■ Direction:
Give back the entire listing verbatim.

=====

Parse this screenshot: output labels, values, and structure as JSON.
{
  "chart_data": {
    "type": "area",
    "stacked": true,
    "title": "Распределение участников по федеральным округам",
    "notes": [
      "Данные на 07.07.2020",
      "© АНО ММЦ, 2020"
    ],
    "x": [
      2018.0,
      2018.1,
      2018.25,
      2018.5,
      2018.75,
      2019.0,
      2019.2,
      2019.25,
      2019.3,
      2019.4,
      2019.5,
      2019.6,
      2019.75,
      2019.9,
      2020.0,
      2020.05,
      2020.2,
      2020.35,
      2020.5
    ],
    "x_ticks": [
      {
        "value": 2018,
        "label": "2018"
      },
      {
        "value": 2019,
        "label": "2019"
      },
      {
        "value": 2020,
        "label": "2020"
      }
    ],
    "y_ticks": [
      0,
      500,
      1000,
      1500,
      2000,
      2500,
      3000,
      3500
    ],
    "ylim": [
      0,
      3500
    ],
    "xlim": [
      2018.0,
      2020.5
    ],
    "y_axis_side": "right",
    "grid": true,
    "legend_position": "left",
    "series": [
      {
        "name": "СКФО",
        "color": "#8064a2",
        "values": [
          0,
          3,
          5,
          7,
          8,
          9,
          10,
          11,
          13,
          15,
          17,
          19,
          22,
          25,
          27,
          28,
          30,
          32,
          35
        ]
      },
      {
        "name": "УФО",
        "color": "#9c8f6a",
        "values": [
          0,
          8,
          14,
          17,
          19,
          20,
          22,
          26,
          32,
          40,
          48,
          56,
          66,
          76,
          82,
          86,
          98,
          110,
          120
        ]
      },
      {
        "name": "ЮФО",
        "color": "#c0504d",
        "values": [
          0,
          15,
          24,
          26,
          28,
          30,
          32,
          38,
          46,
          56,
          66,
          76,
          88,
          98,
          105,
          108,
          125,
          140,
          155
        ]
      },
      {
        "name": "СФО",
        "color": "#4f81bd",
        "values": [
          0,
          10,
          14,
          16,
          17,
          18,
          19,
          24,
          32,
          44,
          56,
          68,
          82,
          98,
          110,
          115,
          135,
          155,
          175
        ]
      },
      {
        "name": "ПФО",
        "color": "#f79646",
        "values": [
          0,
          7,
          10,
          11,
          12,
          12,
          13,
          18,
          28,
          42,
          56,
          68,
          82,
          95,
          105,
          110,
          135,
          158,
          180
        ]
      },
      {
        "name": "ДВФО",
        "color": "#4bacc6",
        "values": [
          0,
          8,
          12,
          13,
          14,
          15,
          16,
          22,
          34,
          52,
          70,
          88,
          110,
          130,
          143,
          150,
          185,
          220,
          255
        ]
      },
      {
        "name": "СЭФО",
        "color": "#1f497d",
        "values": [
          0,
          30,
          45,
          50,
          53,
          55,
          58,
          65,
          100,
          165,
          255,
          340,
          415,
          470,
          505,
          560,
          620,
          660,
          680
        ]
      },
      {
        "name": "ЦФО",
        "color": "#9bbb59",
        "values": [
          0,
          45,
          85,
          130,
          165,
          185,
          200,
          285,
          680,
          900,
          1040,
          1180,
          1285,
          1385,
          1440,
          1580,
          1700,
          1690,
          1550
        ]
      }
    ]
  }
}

=====

■ Solution for this task:
Parse this screenshot: output labels, values, and structure as JSON.
{
  "chart_data": {
    "type": "area",
    "stacked": true,
    "title": "Распределение участников по федеральным округам",
    "notes": [
      "Данные на 07.07.2020",
      "© АНО ММЦ, 2020"
    ],
    "x": [
      2018.0,
      2018.1,
      2018.25,
      2018.5,
      2018.75,
      2019.0,
      2019.2,
      2019.25,
      2019.3,
      2019.4,
      2019.5,
      2019.6,
      2019.75,
      2019.9,
      2020.0,
      2020.05,
      2020.2,
      2020.35,
      2020.5
    ],
    "x_ticks": [
      {
        "value": 2018,
        "label": "2018"
      },
      {
        "value": 2019,
        "label": "2019"
      },
      {
        "value": 2020,
        "label": "2020"
      }
    ],
    "y_ticks": [
      0,
      500,
      1000,
      1500,
      2000,
      2500,
      3000,
      3500
    ],
    "ylim": [
      0,
      3500
    ],
    "xlim": [
      2018.0,
      2020.5
    ],
    "y_axis_side": "right",
    "grid": true,
    "legend_position": "left",
    "series": [
      {
        "name": "СКФО",
        "color": "#8064a2",
        "values": [
          0,
          3,
          5,
          7,
          8,
          9,
          10,
          11,
          13,
          15,
          17,
          19,
          22,
          25,
          27,
          28,
          30,
          32,
          35
        ]
      },
      {
        "name": "УФО",
        "color": "#9c8f6a",
        "values": [
          0,
          8,
          14,
          17,
          19,
          20,
          22,
          26,
          32,
          40,
          48,
          56,
          66,
          76,
          82,
          86,
          98,
          110,
          120
        ]
      },
      {
        "name": "ЮФО",
        "color": "#c0504d",
        "values": [
          0,
          15,
          24,
          26,
          28,
          30,
          32,
          38,
          46,
          56,
          66,
          76,
          88,
          98,
          105,
          108,
          125,
          140,
          155
        ]
      },
      {
        "name": "СФО",
        "color": "#4f81bd",
        "values": [
          0,
          10,
          14,
          16,
          17,
          18,
          19,
          24,
          32,
          44,
          56,
          68,
          82,
          98,
          110,
          115,
          135,
          155,
          175
        ]
      },
      {
        "name": "ПФО",
        "color": "#f79646",
        "values": [
          0,
          7,
          10,
          11,
          12,
          12,
          13,
          18,
          28,
          42,
          56,
          68,
          82,
          95,
          105,
          110,
          135,
          158,
          180
        ]
      },
      {
        "name": "ДВФО",
        "color": "#4bacc6",
        "values": [
          0,
          8,
          12,
          13,
          14,
          15,
          16,
          22,
          34,
          52,
          70,
          88,
          110,
          130,
          143,
          150,
          185,
          220,
          255
        ]
      },
      {
        "name": "СЭФО",
        "color": "#1f497d",
        "values": [
          0,
          30,
          45,
          50,
          53,
          55,
          58,
          65,
          100,
          165,
          255,
          340,
          415,
          470,
          505,
          560,
          620,
          660,
          680
        ]
      },
      {
        "name": "ЦФО",
        "color": "#9bbb59",
        "values": [
          0,
          45,
          85,
          130,
          165,
          185,
          200,
          285,
          680,
          900,
          1040,
          1180,
          1285,
          1385,
          1440,
          1580,
          1700,
          1690,
          1550
        ]
      }
    ]
  }
}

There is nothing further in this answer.